━━━ Supplied data

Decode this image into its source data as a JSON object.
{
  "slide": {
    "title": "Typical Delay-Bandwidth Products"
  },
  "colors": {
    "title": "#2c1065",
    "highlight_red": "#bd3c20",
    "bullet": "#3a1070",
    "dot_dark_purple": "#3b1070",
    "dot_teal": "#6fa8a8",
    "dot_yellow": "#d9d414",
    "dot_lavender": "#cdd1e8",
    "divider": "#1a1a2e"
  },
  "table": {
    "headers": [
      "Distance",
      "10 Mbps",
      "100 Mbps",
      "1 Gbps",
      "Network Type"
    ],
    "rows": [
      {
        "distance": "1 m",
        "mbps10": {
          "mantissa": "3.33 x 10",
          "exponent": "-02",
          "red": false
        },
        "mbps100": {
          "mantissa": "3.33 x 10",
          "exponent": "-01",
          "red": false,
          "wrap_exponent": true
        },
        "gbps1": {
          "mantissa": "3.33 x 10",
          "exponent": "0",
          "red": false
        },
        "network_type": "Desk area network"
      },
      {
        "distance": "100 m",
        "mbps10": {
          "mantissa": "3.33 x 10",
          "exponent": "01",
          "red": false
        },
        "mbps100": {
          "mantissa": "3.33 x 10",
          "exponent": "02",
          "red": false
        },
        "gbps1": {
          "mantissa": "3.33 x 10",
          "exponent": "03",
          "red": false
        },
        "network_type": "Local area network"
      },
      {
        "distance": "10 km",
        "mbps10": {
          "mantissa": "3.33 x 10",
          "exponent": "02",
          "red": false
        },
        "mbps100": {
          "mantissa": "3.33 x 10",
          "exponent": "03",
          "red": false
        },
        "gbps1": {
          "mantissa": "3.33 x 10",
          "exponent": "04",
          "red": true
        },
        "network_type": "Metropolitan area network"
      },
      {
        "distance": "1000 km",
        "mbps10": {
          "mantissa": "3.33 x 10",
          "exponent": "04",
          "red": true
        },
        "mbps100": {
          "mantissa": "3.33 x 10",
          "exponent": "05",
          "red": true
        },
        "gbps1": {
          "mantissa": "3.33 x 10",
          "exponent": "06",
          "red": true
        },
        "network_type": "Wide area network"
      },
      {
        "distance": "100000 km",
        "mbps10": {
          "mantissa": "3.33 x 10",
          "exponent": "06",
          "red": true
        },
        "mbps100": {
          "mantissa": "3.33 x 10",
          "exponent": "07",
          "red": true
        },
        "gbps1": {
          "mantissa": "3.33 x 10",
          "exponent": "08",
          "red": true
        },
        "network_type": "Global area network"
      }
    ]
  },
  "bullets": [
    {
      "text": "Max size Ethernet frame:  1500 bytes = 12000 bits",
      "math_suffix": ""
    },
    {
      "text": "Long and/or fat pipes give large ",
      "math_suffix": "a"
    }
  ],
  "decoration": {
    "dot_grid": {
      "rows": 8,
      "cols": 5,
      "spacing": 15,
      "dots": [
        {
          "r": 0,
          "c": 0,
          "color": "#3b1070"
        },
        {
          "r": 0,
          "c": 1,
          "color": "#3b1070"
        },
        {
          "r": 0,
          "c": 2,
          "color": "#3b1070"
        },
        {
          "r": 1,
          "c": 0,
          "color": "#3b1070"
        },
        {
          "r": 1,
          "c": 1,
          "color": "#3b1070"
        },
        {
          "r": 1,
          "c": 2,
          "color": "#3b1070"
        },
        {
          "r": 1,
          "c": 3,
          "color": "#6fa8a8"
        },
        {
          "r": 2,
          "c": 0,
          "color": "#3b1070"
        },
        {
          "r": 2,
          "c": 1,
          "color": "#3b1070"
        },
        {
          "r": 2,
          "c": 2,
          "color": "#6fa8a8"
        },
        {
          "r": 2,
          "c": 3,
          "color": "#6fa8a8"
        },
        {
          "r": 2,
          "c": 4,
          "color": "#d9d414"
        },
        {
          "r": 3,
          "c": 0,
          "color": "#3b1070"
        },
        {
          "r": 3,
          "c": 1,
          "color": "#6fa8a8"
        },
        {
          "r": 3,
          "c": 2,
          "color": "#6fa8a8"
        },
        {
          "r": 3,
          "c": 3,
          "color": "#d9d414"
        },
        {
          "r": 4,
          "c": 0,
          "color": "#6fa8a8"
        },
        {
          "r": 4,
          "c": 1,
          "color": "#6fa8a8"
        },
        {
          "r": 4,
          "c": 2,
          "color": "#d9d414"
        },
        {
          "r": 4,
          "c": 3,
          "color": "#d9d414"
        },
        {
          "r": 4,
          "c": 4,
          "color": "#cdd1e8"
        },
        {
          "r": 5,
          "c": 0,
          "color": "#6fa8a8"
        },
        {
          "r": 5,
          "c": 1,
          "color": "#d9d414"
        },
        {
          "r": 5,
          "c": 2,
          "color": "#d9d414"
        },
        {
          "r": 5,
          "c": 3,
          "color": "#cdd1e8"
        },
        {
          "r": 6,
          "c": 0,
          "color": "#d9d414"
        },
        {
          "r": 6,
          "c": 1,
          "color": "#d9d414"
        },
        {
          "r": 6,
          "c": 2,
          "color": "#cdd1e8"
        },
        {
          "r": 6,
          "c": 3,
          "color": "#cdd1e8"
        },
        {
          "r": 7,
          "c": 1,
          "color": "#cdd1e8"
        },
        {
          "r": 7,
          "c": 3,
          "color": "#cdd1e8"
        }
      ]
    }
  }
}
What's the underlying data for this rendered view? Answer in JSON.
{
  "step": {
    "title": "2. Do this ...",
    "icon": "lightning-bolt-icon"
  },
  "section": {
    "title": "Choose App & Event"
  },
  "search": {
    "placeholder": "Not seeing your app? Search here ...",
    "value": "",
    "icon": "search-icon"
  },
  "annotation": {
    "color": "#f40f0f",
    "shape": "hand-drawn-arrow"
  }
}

━━━━━━

§ Aim of the task
Write out the whole listing again, exactly as it stands.

§ Output
Decode this image into its source data as a JSON object.
{
  "slide": {
    "title": "Typical Delay-Bandwidth Products"
  },
  "colors": {
    "title": "#2c1065",
    "highlight_red": "#bd3c20",
    "bullet": "#3a1070",
    "dot_dark_purple": "#3b1070",
    "dot_teal": "#6fa8a8",
    "dot_yellow": "#d9d414",
    "dot_lavender": "#cdd1e8",
    "divider": "#1a1a2e"
  },
  "table": {
    "headers": [
      "Distance",
      "10 Mbps",
      "100 Mbps",
      "1 Gbps",
      "Network Type"
    ],
    "rows": [
      {
        "distance": "1 m",
        "mbps10": {
          "mantissa": "3.33 x 10",
          "exponent": "-02",
          "red": false
        },
        "mbps100": {
          "mantissa": "3.33 x 10",
          "exponent": "-01",
          "red": false,
          "wrap_exponent": true
        },
        "gbps1": {
          "mantissa": "3.33 x 10",
          "exponent": "0",
          "red": false
        },
        "network_type": "Desk area network"
      },
      {
        "distance": "100 m",
        "mbps10": {
          "mantissa": "3.33 x 10",
          "exponent": "01",
          "red": false
        },
        "mbps100": {
          "mantissa": "3.33 x 10",
          "exponent": "02",
          "red": false
        },
        "gbps1": {
          "mantissa": "3.33 x 10",
          "exponent": "03",
          "red": false
        },
        "network_type": "Local area network"
      },
      {
        "distance": "10 km",
        "mbps10": {
          "mantissa": "3.33 x 10",
          "exponent": "02",
          "red": false
        },
        "mbps100": {
          "mantissa": "3.33 x 10",
          "exponent": "03",
          "red": false
        },
        "gbps1": {
          "mantissa": "3.33 x 10",
          "exponent": "04",
          "red": true
        },
        "network_type": "Metropolitan area network"
      },
      {
        "distance": "1000 km",
        "mbps10": {
          "mantissa": "3.33 x 10",
          "exponent": "04",
          "red": true
        },
        "mbps100": {
          "mantissa": "3.33 x 10",
          "exponent": "05",
          "red": true
        },
        "gbps1": {
          "mantissa": "3.33 x 10",
          "exponent": "06",
          "red": true
        },
        "network_type": "Wide area network"
      },
      {
        "distance": "100000 km",
        "mbps10": {
          "mantissa": "3.33 x 10",
          "exponent": "06",
          "red": true
        },
        "mbps100": {
          "mantissa": "3.33 x 10",
          "exponent": "07",
          "red": true
        },
        "gbps1": {
          "mantissa": "3.33 x 10",
          "exponent": "08",
          "red": true
        },
        "network_type": "Global area network"
      }
    ]
  },
  "bullets": [
    {
      "text": "Max size Ethernet frame:  1500 bytes = 12000 bits",
      "math_suffix": ""
    },
    {
      "text": "Long and/or fat pipes give large ",
      "math_suffix": "a"
    }
  ],
  "decoration": {
    "dot_grid": {
      "rows": 8,
      "cols": 5,
      "spacing": 15,
      "dots": [
        {
          "r": 0,
          "c": 0,
          "color": "#3b1070"
        },
        {
          "r": 0,
          "c": 1,
          "color": "#3b1070"
        },
        {
          "r": 0,
          "c": 2,
          "color": "#3b1070"
        },
        {
          "r": 1,
          "c": 0,
          "color": "#3b1070"
        },
        {
          "r": 1,
          "c": 1,
          "color": "#3b1070"
        },
        {
          "r": 1,
          "c": 2,
          "color": "#3b1070"
        },
        {
          "r": 1,
          "c": 3,
          "color": "#6fa8a8"
        },
        {
          "r": 2,
          "c": 0,
          "color": "#3b1070"
        },
        {
          "r": 2,
          "c": 1,
          "color": "#3b1070"
        },
        {
          "r": 2,
          "c": 2,
          "color": "#6fa8a8"
        },
        {
          "r": 2,
          "c": 3,
          "color": "#6fa8a8"
        },
        {
          "r": 2,
          "c": 4,
          "color": "#d9d414"
        },
        {
          "r": 3,
          "c": 0,
          "color": "#3b1070"
        },
        {
          "r": 3,
          "c": 1,
          "color": "#6fa8a8"
        },
        {
          "r": 3,
          "c": 2,
          "color": "#6fa8a8"
        },
        {
          "r": 3,
          "c": 3,
          "color": "#d9d414"
        },
        {
          "r": 4,
          "c": 0,
          "color": "#6fa8a8"
        },
        {
          "r": 4,
          "c": 1,
          "color": "#6fa8a8"
        },
        {
          "r": 4,
          "c": 2,
          "color": "#d9d414"
        },
        {
          "r": 4,
          "c": 3,
          "color": "#d9d414"
        },
        {
          "r": 4,
          "c": 4,
          "color": "#cdd1e8"
        },
        {
          "r": 5,
          "c": 0,
          "color": "#6fa8a8"
        },
        {
          "r": 5,
          "c": 1,
          "color": "#d9d414"
        },
        {
          "r": 5,
          "c": 2,
          "color": "#d9d414"
        },
        {
          "r": 5,
          "c": 3,
          "color": "#cdd1e8"
        },
        {
          "r": 6,
          "c": 0,
          "color": "#d9d414"
        },
        {
          "r": 6,
          "c": 1,
          "color": "#d9d414"
        },
        {
          "r": 6,
          "c": 2,
          "color": "#cdd1e8"
        },
        {
          "r": 6,
          "c": 3,
          "color": "#cdd1e8"
        },
        {
          "r": 7,
          "c": 1,
          "color": "#cdd1e8"
        },
        {
          "r": 7,
          "c": 3,
          "color": "#cdd1e8"
        }
      ]
    }
  }
}
What's the underlying data for this rendered view? Answer in JSON.
{
  "step": {
    "title": "2. Do this ...",
    "icon": "lightning-bolt-icon"
  },
  "section": {
    "title": "Choose App & Event"
  },
  "search": {
    "placeholder": "Not seeing your app? Search here ...",
    "value": "",
    "icon": "search-icon"
  },
  "annotation": {
    "color": "#f40f0f",
    "shape": "hand-drawn-arrow"
  }
}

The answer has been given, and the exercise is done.